Problem description
Please output every line of the material as it stands, without the pictures.

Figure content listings
* begin *
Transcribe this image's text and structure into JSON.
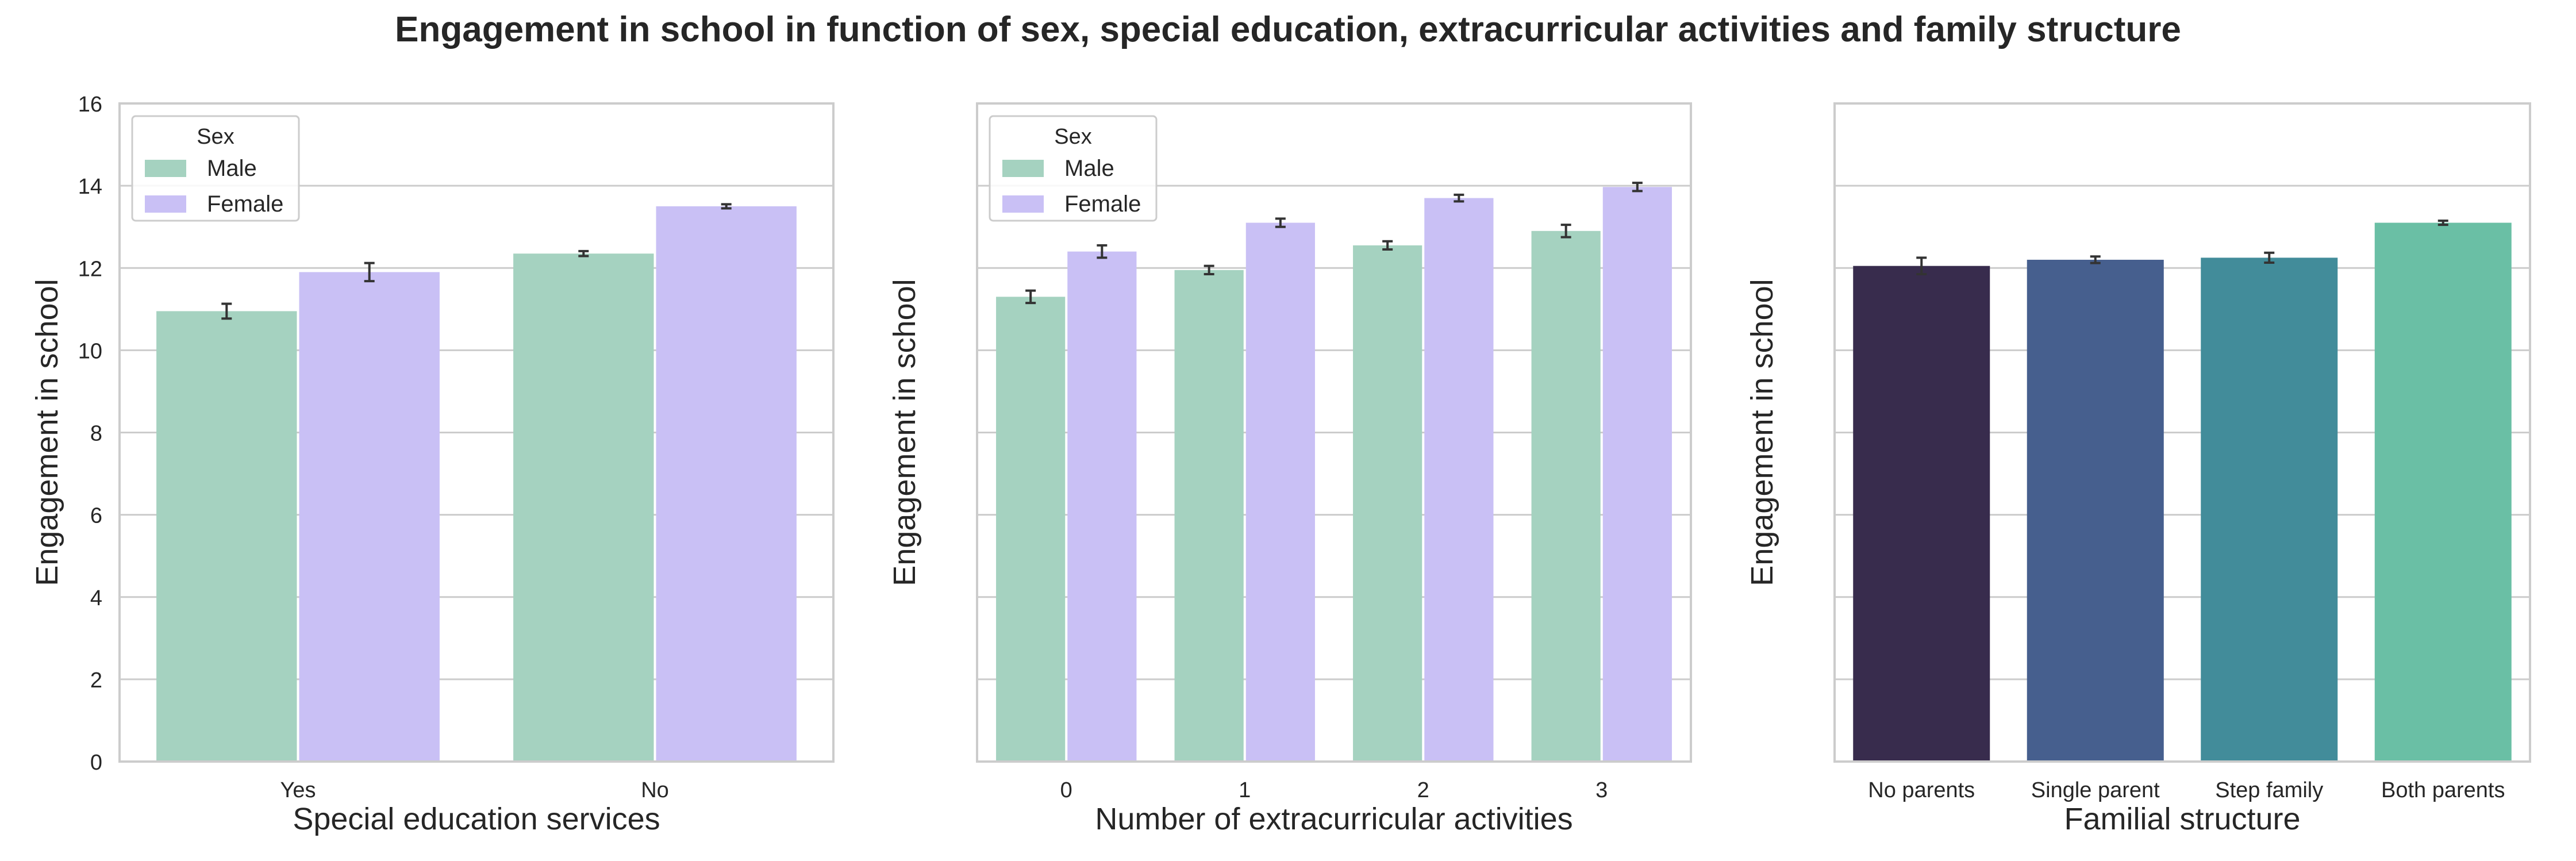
{
  "figure": {
    "title": "Engagement in school in function of sex, special education, extracurricular activities and family structure"
  },
  "colors": {
    "male": "#a5d2c0",
    "female": "#c9c0f5",
    "grid": "#cccccc",
    "frame": "#cccccc",
    "error_bar": "#333333",
    "family": [
      "#382c4d",
      "#465f8e",
      "#428c9a",
      "#6abfa5"
    ]
  },
  "chart_data": [
    {
      "type": "bar",
      "xlabel": "Special education services",
      "ylabel": "Engagement in school",
      "ylim": [
        0,
        16
      ],
      "yticks": [
        0,
        2,
        4,
        6,
        8,
        10,
        12,
        14,
        16
      ],
      "grid": true,
      "categories": [
        "Yes",
        "No"
      ],
      "legend": {
        "title": "Sex",
        "placement": "top-left"
      },
      "series": [
        {
          "name": "Male",
          "values": [
            10.95,
            12.35
          ],
          "errors": [
            0.18,
            0.06
          ]
        },
        {
          "name": "Female",
          "values": [
            11.9,
            13.5
          ],
          "errors": [
            0.22,
            0.05
          ]
        }
      ]
    },
    {
      "type": "bar",
      "xlabel": "Number of extracurricular activities",
      "ylabel": "Engagement in school",
      "ylim": [
        0,
        16
      ],
      "grid": true,
      "categories": [
        "0",
        "1",
        "2",
        "3"
      ],
      "legend": {
        "title": "Sex",
        "placement": "top-left"
      },
      "series": [
        {
          "name": "Male",
          "values": [
            11.3,
            11.95,
            12.55,
            12.9
          ],
          "errors": [
            0.15,
            0.1,
            0.1,
            0.15
          ]
        },
        {
          "name": "Female",
          "values": [
            12.4,
            13.1,
            13.7,
            13.97
          ],
          "errors": [
            0.15,
            0.1,
            0.08,
            0.1
          ]
        }
      ]
    },
    {
      "type": "bar",
      "xlabel": "Familial structure",
      "ylabel": "Engagement in school",
      "ylim": [
        0,
        16
      ],
      "grid": true,
      "categories": [
        "No parents",
        "Single parent",
        "Step family",
        "Both parents"
      ],
      "series": [
        {
          "values": [
            12.05,
            12.2,
            12.25,
            13.1
          ],
          "errors": [
            0.2,
            0.08,
            0.12,
            0.05
          ]
        }
      ]
    }
  ]
}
* end *
Response
Transcribe this image's text and structure into JSON.
{
  "figure": {
    "title": "Engagement in school in function of sex, special education, extracurricular activities and family structure"
  },
  "colors": {
    "male": "#a5d2c0",
    "female": "#c9c0f5",
    "grid": "#cccccc",
    "frame": "#cccccc",
    "error_bar": "#333333",
    "family": [
      "#382c4d",
      "#465f8e",
      "#428c9a",
      "#6abfa5"
    ]
  },
  "chart_data": [
    {
      "type": "bar",
      "xlabel": "Special education services",
      "ylabel": "Engagement in school",
      "ylim": [
        0,
        16
      ],
      "yticks": [
        0,
        2,
        4,
        6,
        8,
        10,
        12,
        14,
        16
      ],
      "grid": true,
      "categories": [
        "Yes",
        "No"
      ],
      "legend": {
        "title": "Sex",
        "placement": "top-left"
      },
      "series": [
        {
          "name": "Male",
          "values": [
            10.95,
            12.35
          ],
          "errors": [
            0.18,
            0.06
          ]
        },
        {
          "name": "Female",
          "values": [
            11.9,
            13.5
          ],
          "errors": [
            0.22,
            0.05
          ]
        }
      ]
    },
    {
      "type": "bar",
      "xlabel": "Number of extracurricular activities",
      "ylabel": "Engagement in school",
      "ylim": [
        0,
        16
      ],
      "grid": true,
      "categories": [
        "0",
        "1",
        "2",
        "3"
      ],
      "legend": {
        "title": "Sex",
        "placement": "top-left"
      },
      "series": [
        {
          "name": "Male",
          "values": [
            11.3,
            11.95,
            12.55,
            12.9
          ],
          "errors": [
            0.15,
            0.1,
            0.1,
            0.15
          ]
        },
        {
          "name": "Female",
          "values": [
            12.4,
            13.1,
            13.7,
            13.97
          ],
          "errors": [
            0.15,
            0.1,
            0.08,
            0.1
          ]
        }
      ]
    },
    {
      "type": "bar",
      "xlabel": "Familial structure",
      "ylabel": "Engagement in school",
      "ylim": [
        0,
        16
      ],
      "grid": true,
      "categories": [
        "No parents",
        "Single parent",
        "Step family",
        "Both parents"
      ],
      "series": [
        {
          "values": [
            12.05,
            12.2,
            12.25,
            13.1
          ],
          "errors": [
            0.2,
            0.08,
            0.12,
            0.05
          ]
        }
      ]
    }
  ]
}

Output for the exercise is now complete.